### Exercise
Give the number of lines holding the string "when" and nothing more.

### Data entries
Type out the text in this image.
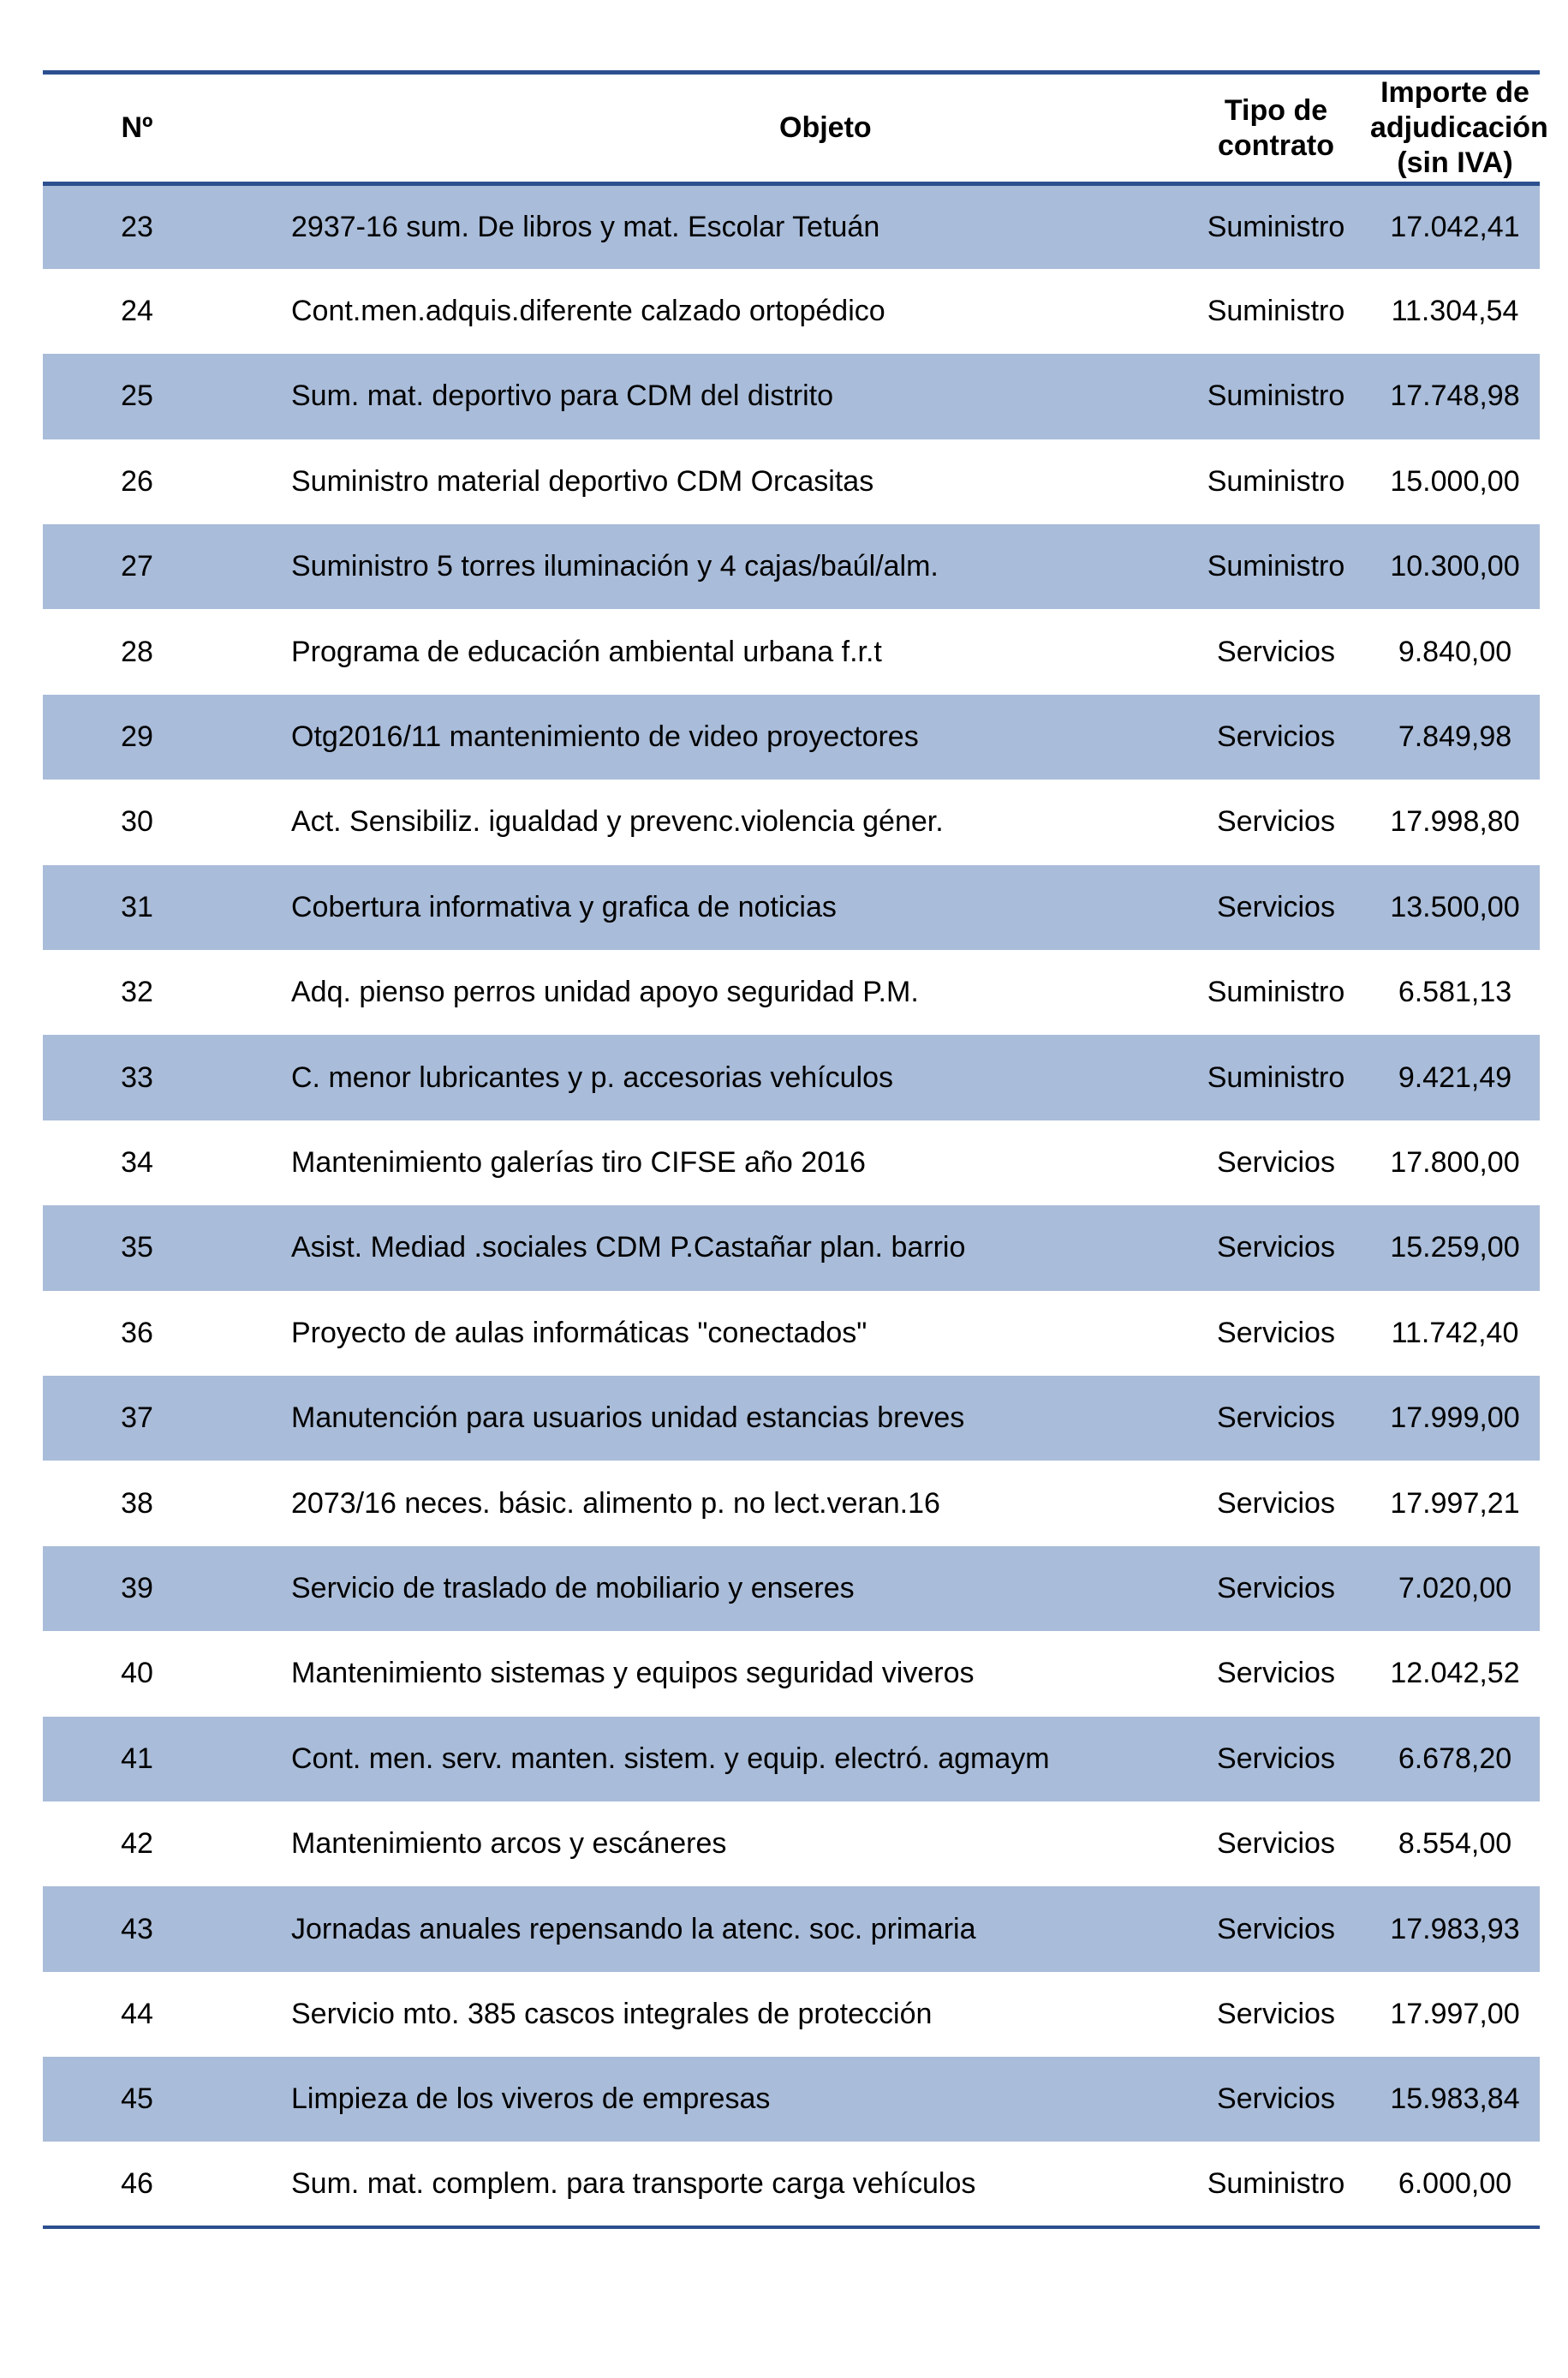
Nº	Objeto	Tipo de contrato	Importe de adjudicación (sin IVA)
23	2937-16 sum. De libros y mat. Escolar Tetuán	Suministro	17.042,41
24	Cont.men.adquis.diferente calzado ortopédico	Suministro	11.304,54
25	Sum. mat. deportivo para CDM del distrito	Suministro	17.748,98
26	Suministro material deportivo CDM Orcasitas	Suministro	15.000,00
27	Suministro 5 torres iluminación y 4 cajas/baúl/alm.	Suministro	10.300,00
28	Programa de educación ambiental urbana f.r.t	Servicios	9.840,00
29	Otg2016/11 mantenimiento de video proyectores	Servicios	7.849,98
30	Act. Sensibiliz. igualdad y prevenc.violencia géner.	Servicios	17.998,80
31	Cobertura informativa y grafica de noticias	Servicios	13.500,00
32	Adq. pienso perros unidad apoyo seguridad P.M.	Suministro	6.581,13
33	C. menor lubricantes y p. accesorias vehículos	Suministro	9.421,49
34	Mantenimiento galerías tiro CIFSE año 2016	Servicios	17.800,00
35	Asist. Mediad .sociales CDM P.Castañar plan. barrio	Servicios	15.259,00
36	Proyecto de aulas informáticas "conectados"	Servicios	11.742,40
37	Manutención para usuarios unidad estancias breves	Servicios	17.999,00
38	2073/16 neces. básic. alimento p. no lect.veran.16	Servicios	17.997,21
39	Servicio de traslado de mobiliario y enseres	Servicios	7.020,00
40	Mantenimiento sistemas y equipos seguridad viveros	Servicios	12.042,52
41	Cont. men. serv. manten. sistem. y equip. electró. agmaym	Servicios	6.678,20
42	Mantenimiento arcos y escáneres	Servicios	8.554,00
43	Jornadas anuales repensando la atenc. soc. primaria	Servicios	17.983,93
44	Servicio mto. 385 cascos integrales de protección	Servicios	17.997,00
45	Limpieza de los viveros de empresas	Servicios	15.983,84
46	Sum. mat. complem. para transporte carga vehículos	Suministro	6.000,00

* * *

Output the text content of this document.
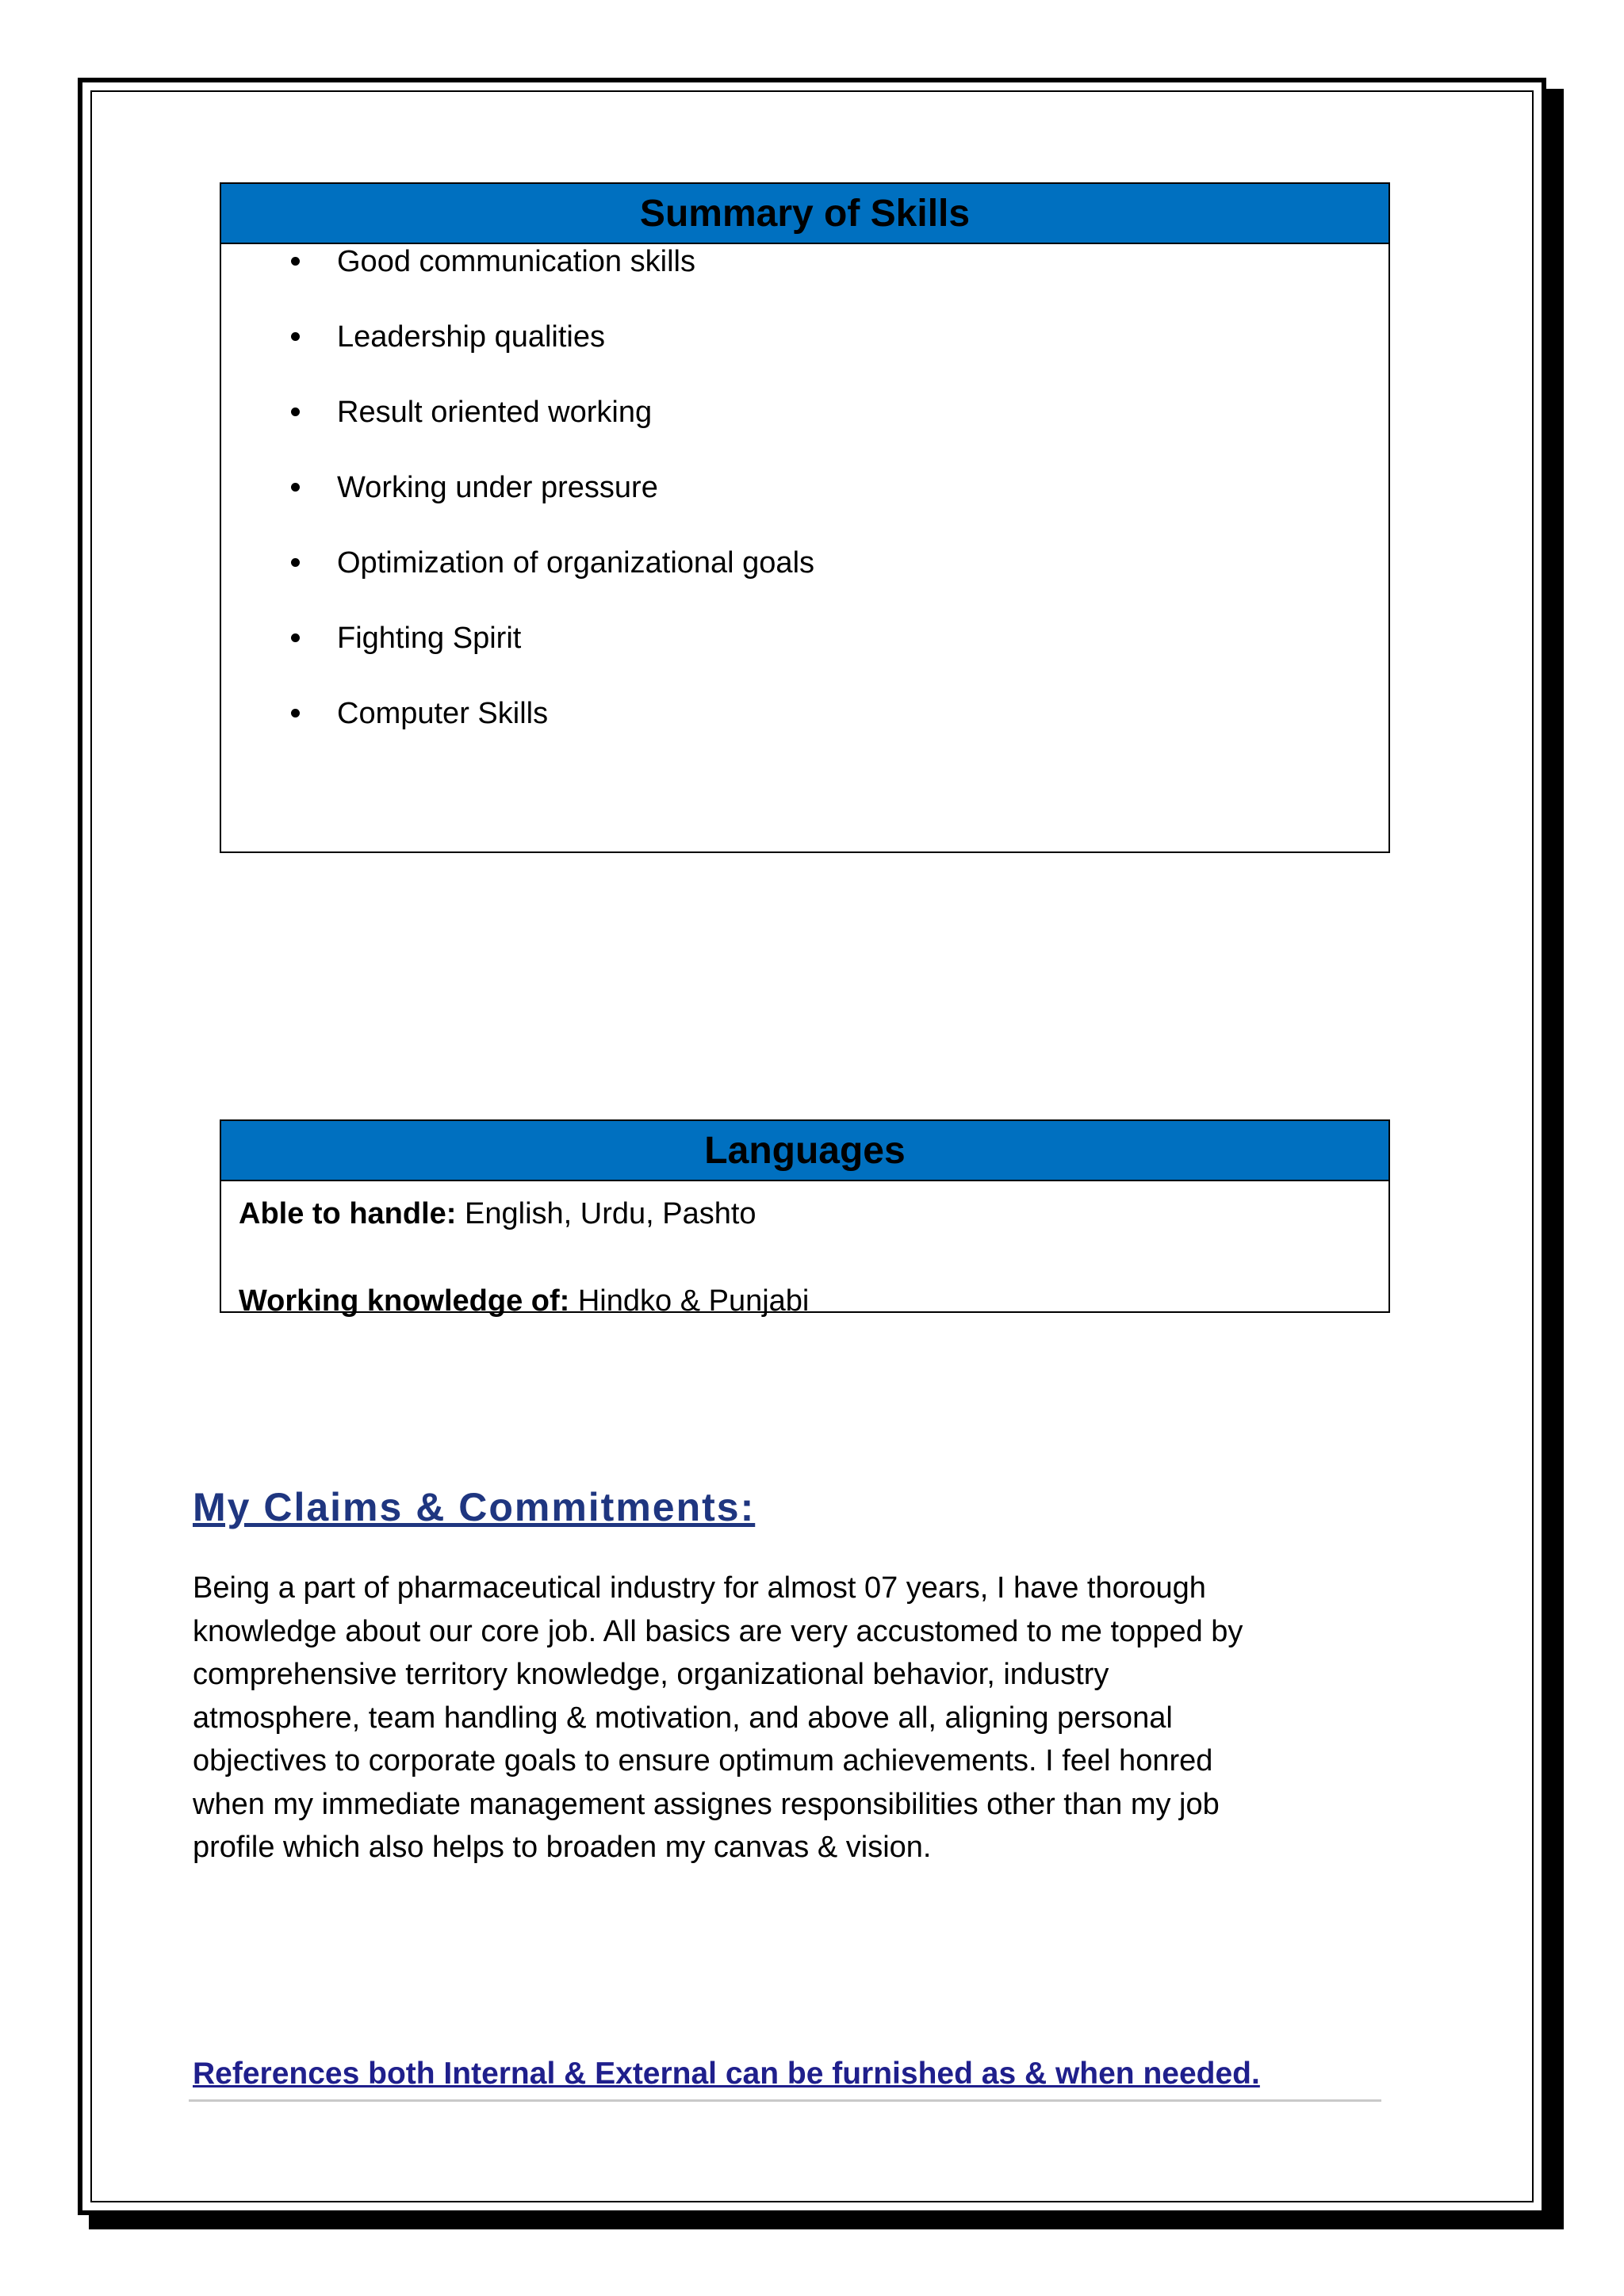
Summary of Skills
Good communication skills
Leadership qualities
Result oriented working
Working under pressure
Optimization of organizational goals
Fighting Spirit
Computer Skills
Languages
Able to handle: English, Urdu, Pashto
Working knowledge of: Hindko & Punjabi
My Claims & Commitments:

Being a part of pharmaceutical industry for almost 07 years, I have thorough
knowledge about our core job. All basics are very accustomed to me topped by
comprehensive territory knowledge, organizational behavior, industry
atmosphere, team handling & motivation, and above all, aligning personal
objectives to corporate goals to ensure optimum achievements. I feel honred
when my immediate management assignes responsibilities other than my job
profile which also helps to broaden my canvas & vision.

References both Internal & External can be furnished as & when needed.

### Finished exercise
2